[BEGIN EXTRACTED INFORMATION]

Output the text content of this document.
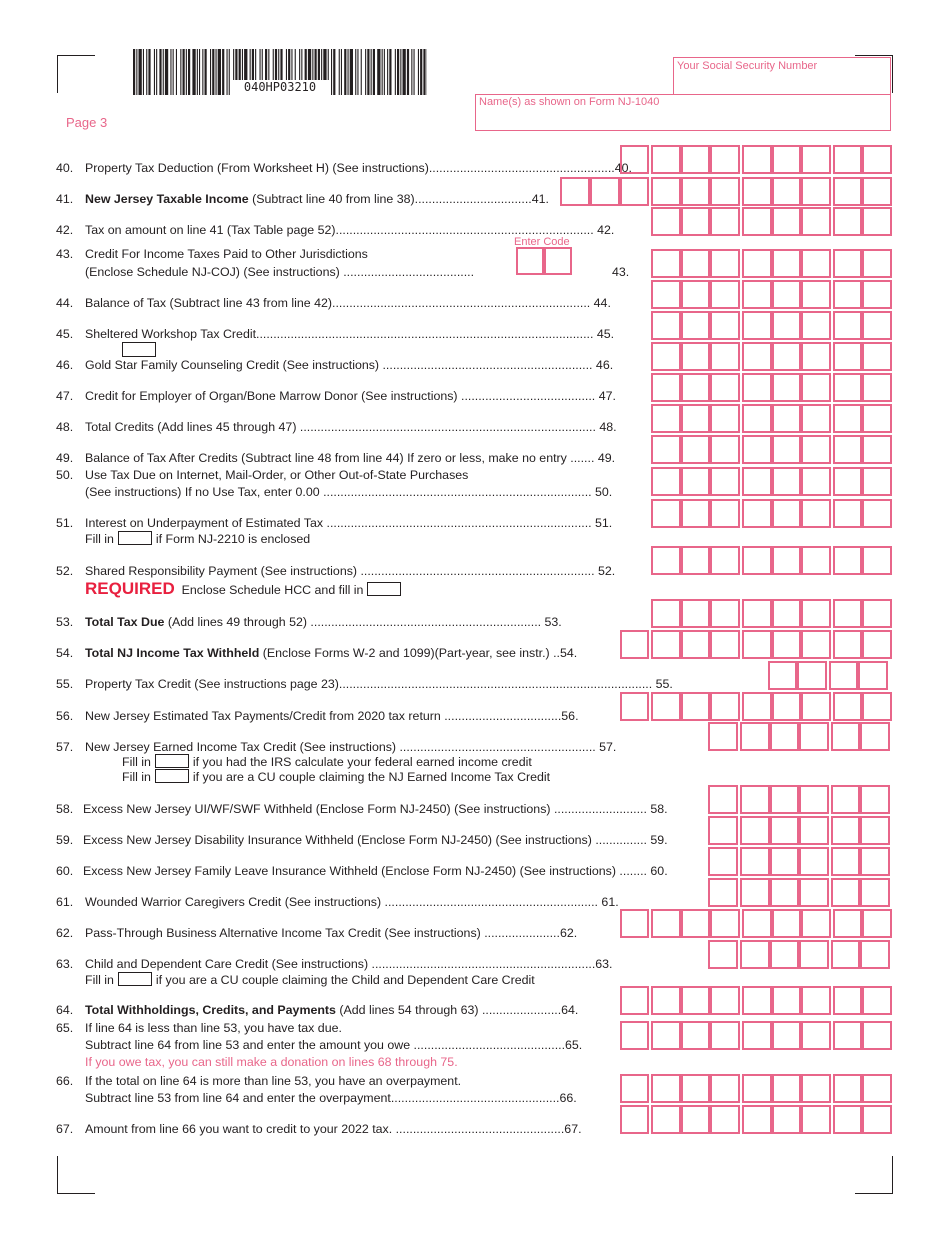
040HP03210
Page 3
Your Social Security Number
Name(s) as shown on Form NJ-1040
40. Property Tax Deduction (From Worksheet H) (See instructions)......................................................40.
41. New Jersey Taxable Income (Subtract line 40 from line 38)..................................41.
42. Tax on amount on line 41 (Tax Table page 52)........................................................................... 42.
Enter Code
43. Credit For Income Taxes Paid to Other Jurisdictions
(Enclose Schedule NJ-COJ) (See instructions) ......................................	43.
44. Balance of Tax (Subtract line 43 from line 42)........................................................................... 44.
45. Sheltered Workshop Tax Credit.................................................................................................. 45.
46. Gold Star Family Counseling Credit (See instructions) ............................................................. 46.
47. Credit for Employer of Organ/Bone Marrow Donor (See instructions) ....................................... 47.
48. Total Credits (Add lines 45 through 47) ...................................................................................... 48.
49. Balance of Tax After Credits (Subtract line 48 from line 44) If zero or less, make no entry ....... 49.
50. Use Tax Due on Internet, Mail-Order, or Other Out-of-State Purchases
(See instructions) If no Use Tax, enter 0.00 .............................................................................. 50.
51. Interest on Underpayment of Estimated Tax ............................................................................. 51.
Fill in	if Form NJ-2210 is enclosed
52. Shared Responsibility Payment (See instructions) .................................................................... 52.
REQUIRED Enclose Schedule HCC and fill in
53. Total Tax Due (Add lines 49 through 52) ................................................................... 53.
54. Total NJ Income Tax Withheld (Enclose Forms W-2 and 1099)(Part-year, see instr.) ..54.
55. Property Tax Credit (See instructions page 23)........................................................................................... 55.
56. New Jersey Estimated Tax Payments/Credit from 2020 tax return ..................................56.
57. New Jersey Earned Income Tax Credit (See instructions) ......................................................... 57.
Fill in	if you had the IRS calculate your federal earned income credit
Fill in	if you are a CU couple claiming the NJ Earned Income Tax Credit
58. Excess New Jersey UI/WF/SWF Withheld (Enclose Form NJ-2450) (See instructions) ........................... 58.
59. Excess New Jersey Disability Insurance Withheld (Enclose Form NJ-2450) (See instructions) ............... 59.
60. Excess New Jersey Family Leave Insurance Withheld (Enclose Form NJ-2450) (See instructions) ........ 60.
61. Wounded Warrior Caregivers Credit (See instructions) .............................................................. 61.
62. Pass-Through Business Alternative Income Tax Credit (See instructions) ......................62.
63. Child and Dependent Care Credit (See instructions) .................................................................63.
Fill in	if you are a CU couple claiming the Child and Dependent Care Credit
64. Total Withholdings, Credits, and Payments (Add lines 54 through 63) .......................64.
65. If line 64 is less than line 53, you have tax due.
Subtract line 64 from line 53 and enter the amount you owe ............................................65.
If you owe tax, you can still make a donation on lines 68 through 75.
66. If the total on line 64 is more than line 53, you have an overpayment.
Subtract line 53 from line 64 and enter the overpayment.................................................66.
67. Amount from line 66 you want to credit to your 2022 tax. .................................................67.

[END EXTRACTED INFORMATION]

> [TASK OBJECTIVE]: Give the entries again word for word, but skip the pictures.

> [TASK ANSWER]:
Output the text content of this document.
040HP03210
Page 3
Your Social Security Number
Name(s) as shown on Form NJ-1040
40. Property Tax Deduction (From Worksheet H) (See instructions)......................................................40.
41. New Jersey Taxable Income (Subtract line 40 from line 38)..................................41.
42. Tax on amount on line 41 (Tax Table page 52)........................................................................... 42.
Enter Code
43. Credit For Income Taxes Paid to Other Jurisdictions
(Enclose Schedule NJ-COJ) (See instructions) ......................................	43.
44. Balance of Tax (Subtract line 43 from line 42)........................................................................... 44.
45. Sheltered Workshop Tax Credit.................................................................................................. 45.
46. Gold Star Family Counseling Credit (See instructions) ............................................................. 46.
47. Credit for Employer of Organ/Bone Marrow Donor (See instructions) ....................................... 47.
48. Total Credits (Add lines 45 through 47) ...................................................................................... 48.
49. Balance of Tax After Credits (Subtract line 48 from line 44) If zero or less, make no entry ....... 49.
50. Use Tax Due on Internet, Mail-Order, or Other Out-of-State Purchases
(See instructions) If no Use Tax, enter 0.00 .............................................................................. 50.
51. Interest on Underpayment of Estimated Tax ............................................................................. 51.
Fill in	if Form NJ-2210 is enclosed
52. Shared Responsibility Payment (See instructions) .................................................................... 52.
REQUIRED Enclose Schedule HCC and fill in
53. Total Tax Due (Add lines 49 through 52) ................................................................... 53.
54. Total NJ Income Tax Withheld (Enclose Forms W-2 and 1099)(Part-year, see instr.) ..54.
55. Property Tax Credit (See instructions page 23)........................................................................................... 55.
56. New Jersey Estimated Tax Payments/Credit from 2020 tax return ..................................56.
57. New Jersey Earned Income Tax Credit (See instructions) ......................................................... 57.
Fill in	if you had the IRS calculate your federal earned income credit
Fill in	if you are a CU couple claiming the NJ Earned Income Tax Credit
58. Excess New Jersey UI/WF/SWF Withheld (Enclose Form NJ-2450) (See instructions) ........................... 58.
59. Excess New Jersey Disability Insurance Withheld (Enclose Form NJ-2450) (See instructions) ............... 59.
60. Excess New Jersey Family Leave Insurance Withheld (Enclose Form NJ-2450) (See instructions) ........ 60.
61. Wounded Warrior Caregivers Credit (See instructions) .............................................................. 61.
62. Pass-Through Business Alternative Income Tax Credit (See instructions) ......................62.
63. Child and Dependent Care Credit (See instructions) .................................................................63.
Fill in	if you are a CU couple claiming the Child and Dependent Care Credit
64. Total Withholdings, Credits, and Payments (Add lines 54 through 63) .......................64.
65. If line 64 is less than line 53, you have tax due.
Subtract line 64 from line 53 and enter the amount you owe ............................................65.
If you owe tax, you can still make a donation on lines 68 through 75.
66. If the total on line 64 is more than line 53, you have an overpayment.
Subtract line 53 from line 64 and enter the overpayment.................................................66.
67. Amount from line 66 you want to credit to your 2022 tax. .................................................67.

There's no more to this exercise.